___ Information shown ___

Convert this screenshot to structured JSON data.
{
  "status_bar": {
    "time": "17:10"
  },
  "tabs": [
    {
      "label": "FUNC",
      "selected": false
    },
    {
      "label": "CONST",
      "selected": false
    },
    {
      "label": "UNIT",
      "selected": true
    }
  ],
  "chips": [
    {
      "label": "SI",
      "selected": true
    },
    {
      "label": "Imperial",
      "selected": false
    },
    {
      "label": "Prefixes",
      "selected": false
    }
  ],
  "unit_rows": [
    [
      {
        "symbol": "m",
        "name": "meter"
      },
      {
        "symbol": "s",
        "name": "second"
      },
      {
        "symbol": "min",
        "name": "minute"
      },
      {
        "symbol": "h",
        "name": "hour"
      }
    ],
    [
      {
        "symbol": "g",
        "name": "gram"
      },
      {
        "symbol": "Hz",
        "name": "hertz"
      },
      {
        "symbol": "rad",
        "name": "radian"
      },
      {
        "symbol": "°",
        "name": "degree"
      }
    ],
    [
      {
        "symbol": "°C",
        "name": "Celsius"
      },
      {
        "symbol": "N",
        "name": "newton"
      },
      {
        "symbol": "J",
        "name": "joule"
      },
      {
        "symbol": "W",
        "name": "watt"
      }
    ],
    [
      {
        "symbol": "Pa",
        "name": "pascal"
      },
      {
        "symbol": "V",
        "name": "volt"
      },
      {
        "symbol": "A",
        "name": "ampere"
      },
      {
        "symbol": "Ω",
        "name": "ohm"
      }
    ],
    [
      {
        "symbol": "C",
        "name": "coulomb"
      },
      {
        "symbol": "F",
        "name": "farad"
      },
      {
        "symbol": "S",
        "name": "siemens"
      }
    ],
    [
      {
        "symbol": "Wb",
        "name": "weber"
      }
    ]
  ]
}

___

Search the records for the word "label". Copy every line that has it.

      "label": "FUNC",
      "label": "CONST",
      "label": "UNIT",
      "label": "SI",
      "label": "Imperial",
      "label": "Prefixes",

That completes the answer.